··· Records for the exercise
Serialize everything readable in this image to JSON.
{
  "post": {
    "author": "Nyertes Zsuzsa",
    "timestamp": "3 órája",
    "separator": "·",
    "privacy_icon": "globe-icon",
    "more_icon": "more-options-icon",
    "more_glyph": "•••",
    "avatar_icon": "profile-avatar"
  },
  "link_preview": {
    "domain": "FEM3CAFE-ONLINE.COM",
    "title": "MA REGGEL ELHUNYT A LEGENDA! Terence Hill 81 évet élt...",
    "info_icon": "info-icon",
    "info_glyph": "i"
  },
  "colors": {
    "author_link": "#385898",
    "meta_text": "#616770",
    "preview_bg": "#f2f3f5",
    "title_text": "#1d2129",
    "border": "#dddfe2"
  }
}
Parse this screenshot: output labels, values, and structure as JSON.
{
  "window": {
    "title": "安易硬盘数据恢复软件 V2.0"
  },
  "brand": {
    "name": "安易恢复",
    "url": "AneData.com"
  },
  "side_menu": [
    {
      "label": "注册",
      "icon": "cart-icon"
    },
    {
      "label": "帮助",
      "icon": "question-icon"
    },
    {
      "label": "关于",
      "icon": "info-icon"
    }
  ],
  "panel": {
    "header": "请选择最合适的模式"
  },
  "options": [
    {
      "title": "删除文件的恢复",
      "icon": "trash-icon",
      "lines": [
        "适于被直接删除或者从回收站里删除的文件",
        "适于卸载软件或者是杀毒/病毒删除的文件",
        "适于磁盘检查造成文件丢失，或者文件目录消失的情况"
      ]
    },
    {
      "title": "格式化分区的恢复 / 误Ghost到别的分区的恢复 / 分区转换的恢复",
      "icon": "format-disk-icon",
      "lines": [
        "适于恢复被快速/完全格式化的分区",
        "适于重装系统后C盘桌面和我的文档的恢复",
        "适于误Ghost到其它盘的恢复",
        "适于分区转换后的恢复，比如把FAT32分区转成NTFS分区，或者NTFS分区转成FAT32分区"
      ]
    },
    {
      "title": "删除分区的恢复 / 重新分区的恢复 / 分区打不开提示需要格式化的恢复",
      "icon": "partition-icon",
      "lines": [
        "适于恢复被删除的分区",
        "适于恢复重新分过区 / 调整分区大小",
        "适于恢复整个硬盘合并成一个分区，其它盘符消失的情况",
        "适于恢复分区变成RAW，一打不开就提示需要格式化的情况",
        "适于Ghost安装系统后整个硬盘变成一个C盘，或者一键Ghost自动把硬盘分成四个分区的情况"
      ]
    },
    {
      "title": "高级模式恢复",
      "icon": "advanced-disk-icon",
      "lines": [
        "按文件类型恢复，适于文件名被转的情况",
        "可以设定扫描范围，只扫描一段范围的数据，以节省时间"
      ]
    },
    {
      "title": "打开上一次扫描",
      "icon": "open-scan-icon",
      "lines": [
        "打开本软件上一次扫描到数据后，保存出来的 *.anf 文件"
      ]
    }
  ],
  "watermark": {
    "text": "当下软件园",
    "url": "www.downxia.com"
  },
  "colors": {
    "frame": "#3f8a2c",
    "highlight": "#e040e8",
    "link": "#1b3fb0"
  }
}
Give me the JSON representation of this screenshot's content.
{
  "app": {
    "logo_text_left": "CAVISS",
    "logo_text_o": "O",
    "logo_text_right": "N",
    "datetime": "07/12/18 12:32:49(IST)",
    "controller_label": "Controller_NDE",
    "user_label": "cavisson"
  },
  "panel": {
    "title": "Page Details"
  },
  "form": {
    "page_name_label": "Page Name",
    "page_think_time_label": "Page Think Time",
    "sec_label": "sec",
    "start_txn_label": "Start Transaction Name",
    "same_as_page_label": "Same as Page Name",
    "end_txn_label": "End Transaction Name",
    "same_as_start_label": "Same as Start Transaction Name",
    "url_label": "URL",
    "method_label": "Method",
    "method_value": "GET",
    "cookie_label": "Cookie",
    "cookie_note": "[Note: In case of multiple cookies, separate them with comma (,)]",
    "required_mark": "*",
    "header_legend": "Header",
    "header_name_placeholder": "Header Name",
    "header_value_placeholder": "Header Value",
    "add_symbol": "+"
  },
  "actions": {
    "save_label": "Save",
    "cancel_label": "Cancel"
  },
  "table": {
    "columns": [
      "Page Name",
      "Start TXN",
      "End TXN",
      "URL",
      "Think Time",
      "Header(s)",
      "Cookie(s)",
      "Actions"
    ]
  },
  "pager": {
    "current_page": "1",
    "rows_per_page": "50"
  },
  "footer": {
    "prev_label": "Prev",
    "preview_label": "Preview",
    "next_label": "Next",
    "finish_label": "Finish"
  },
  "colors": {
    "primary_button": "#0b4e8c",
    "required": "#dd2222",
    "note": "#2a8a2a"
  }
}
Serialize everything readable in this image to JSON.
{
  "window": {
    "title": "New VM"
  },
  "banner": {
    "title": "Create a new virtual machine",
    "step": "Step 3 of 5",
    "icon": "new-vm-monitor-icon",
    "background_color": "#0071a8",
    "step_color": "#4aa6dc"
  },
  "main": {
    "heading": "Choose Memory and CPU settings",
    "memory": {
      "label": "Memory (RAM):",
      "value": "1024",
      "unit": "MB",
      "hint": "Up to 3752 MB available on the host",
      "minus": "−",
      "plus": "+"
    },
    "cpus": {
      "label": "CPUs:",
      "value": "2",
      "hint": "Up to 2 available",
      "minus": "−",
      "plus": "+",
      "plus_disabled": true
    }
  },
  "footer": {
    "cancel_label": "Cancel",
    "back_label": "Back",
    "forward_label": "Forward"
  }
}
······
* _Exercise description_: Find the word "Cancel" in the data and copy out each line where it turns up.

* _Answer for this exercise_:
    "cancel_label": "Cancel"
    "cancel_label": "Cancel",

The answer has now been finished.